A run of records
○ ○ ○ ○

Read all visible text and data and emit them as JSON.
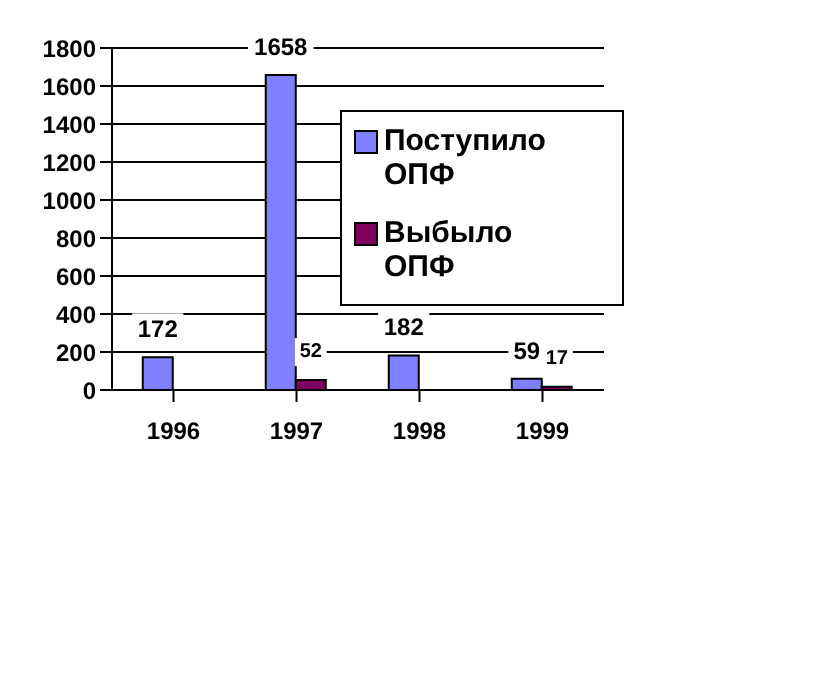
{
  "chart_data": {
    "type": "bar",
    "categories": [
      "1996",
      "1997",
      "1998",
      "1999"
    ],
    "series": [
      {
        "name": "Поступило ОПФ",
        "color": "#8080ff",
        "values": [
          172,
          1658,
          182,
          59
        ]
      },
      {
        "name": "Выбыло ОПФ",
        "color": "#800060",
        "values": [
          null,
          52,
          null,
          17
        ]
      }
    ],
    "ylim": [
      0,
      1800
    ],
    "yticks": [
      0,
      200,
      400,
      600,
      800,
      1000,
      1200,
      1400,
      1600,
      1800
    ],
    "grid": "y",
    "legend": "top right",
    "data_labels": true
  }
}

○ ○ ○ ○

Instructions to follow:
Copy all the data exactly as written, but skip any picture.

Answer to this exercise:
Read all visible text and data and emit them as JSON.
{
  "chart_data": {
    "type": "bar",
    "categories": [
      "1996",
      "1997",
      "1998",
      "1999"
    ],
    "series": [
      {
        "name": "Поступило ОПФ",
        "color": "#8080ff",
        "values": [
          172,
          1658,
          182,
          59
        ]
      },
      {
        "name": "Выбыло ОПФ",
        "color": "#800060",
        "values": [
          null,
          52,
          null,
          17
        ]
      }
    ],
    "ylim": [
      0,
      1800
    ],
    "yticks": [
      0,
      200,
      400,
      600,
      800,
      1000,
      1200,
      1400,
      1600,
      1800
    ],
    "grid": "y",
    "legend": "top right",
    "data_labels": true
  }
}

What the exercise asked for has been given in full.